▶ **Directions**
Reproduce the entries in full, with no changes.

▶ **Supplied records**
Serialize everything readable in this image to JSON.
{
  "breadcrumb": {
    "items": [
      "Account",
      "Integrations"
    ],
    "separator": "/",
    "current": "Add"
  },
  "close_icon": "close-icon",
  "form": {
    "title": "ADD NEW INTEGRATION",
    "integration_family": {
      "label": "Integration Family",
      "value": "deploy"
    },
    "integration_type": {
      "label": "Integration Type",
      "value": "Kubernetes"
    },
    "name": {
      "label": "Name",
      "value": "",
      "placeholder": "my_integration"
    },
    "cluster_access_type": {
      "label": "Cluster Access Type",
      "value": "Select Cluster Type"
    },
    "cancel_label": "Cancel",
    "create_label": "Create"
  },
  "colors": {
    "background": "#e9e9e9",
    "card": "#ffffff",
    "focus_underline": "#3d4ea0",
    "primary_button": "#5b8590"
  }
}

▶ **Task solution**
Serialize everything readable in this image to JSON.
{
  "breadcrumb": {
    "items": [
      "Account",
      "Integrations"
    ],
    "separator": "/",
    "current": "Add"
  },
  "close_icon": "close-icon",
  "form": {
    "title": "ADD NEW INTEGRATION",
    "integration_family": {
      "label": "Integration Family",
      "value": "deploy"
    },
    "integration_type": {
      "label": "Integration Type",
      "value": "Kubernetes"
    },
    "name": {
      "label": "Name",
      "value": "",
      "placeholder": "my_integration"
    },
    "cluster_access_type": {
      "label": "Cluster Access Type",
      "value": "Select Cluster Type"
    },
    "cancel_label": "Cancel",
    "create_label": "Create"
  },
  "colors": {
    "background": "#e9e9e9",
    "card": "#ffffff",
    "focus_underline": "#3d4ea0",
    "primary_button": "#5b8590"
  }
}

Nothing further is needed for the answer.